§ Stated problem
Rewrite the listing below, replacing every occurrence of "sample mean" with "sample average" and leaving everything else unchanged.

§ Data section
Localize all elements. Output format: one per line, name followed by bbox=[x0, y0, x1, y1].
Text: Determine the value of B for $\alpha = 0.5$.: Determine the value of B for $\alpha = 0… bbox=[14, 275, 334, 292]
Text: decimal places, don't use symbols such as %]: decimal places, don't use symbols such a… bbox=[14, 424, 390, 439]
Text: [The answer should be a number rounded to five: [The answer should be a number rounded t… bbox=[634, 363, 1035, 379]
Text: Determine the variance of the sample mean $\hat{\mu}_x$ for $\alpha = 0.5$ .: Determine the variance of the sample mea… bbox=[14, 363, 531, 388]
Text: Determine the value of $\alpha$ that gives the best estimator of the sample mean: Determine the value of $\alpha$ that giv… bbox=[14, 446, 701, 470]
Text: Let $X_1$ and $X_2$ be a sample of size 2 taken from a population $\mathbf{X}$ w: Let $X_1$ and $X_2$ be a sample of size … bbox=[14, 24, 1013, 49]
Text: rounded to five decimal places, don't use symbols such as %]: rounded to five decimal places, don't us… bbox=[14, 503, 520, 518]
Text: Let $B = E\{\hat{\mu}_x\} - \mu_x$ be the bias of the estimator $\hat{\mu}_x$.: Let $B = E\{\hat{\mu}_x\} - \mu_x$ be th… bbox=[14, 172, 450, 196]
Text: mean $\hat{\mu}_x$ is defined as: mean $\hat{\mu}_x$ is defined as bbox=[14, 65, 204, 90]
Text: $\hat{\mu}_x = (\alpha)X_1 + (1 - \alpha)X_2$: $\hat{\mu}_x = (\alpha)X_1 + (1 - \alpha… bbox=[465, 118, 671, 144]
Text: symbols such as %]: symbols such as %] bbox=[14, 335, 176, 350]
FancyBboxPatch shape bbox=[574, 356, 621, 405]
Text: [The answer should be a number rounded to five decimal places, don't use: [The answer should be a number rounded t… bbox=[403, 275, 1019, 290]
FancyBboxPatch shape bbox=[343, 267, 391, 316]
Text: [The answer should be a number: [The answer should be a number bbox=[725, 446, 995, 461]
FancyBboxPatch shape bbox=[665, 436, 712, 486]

§ Full output
Localize all elements. Output format: one per line, name followed by bbox=[x0, y0, x1, y1].
Text: Determine the value of B for $\alpha = 0.5$.: Determine the value of B for $\alpha = 0… bbox=[14, 275, 334, 292]
Text: decimal places, don't use symbols such as %]: decimal places, don't use symbols such a… bbox=[14, 424, 390, 439]
Text: [The answer should be a number rounded to five: [The answer should be a number rounded t… bbox=[634, 363, 1035, 379]
Text: Determine the variance of the sample average $\hat{\mu}_x$ for $\alpha = 0.5$ .: Determine the variance of the sample mea… bbox=[14, 363, 531, 388]
Text: Determine the value of $\alpha$ that gives the best estimator of the sample average: Determine the value of $\alpha$ that giv… bbox=[14, 446, 701, 470]
Text: Let $X_1$ and $X_2$ be a sample of size 2 taken from a population $\mathbf{X}$ w: Let $X_1$ and $X_2$ be a sample of size … bbox=[14, 24, 1013, 49]
Text: rounded to five decimal places, don't use symbols such as %]: rounded to five decimal places, don't us… bbox=[14, 503, 520, 518]
Text: Let $B = E\{\hat{\mu}_x\} - \mu_x$ be the bias of the estimator $\hat{\mu}_x$.: Let $B = E\{\hat{\mu}_x\} - \mu_x$ be th… bbox=[14, 172, 450, 196]
Text: mean $\hat{\mu}_x$ is defined as: mean $\hat{\mu}_x$ is defined as bbox=[14, 65, 204, 90]
Text: $\hat{\mu}_x = (\alpha)X_1 + (1 - \alpha)X_2$: $\hat{\mu}_x = (\alpha)X_1 + (1 - \alpha… bbox=[465, 118, 671, 144]
Text: symbols such as %]: symbols such as %] bbox=[14, 335, 176, 350]
FancyBboxPatch shape bbox=[574, 356, 621, 405]
Text: [The answer should be a number rounded to five decimal places, don't use: [The answer should be a number rounded t… bbox=[403, 275, 1019, 290]
FancyBboxPatch shape bbox=[343, 267, 391, 316]
Text: [The answer should be a number: [The answer should be a number bbox=[725, 446, 995, 461]
FancyBboxPatch shape bbox=[665, 436, 712, 486]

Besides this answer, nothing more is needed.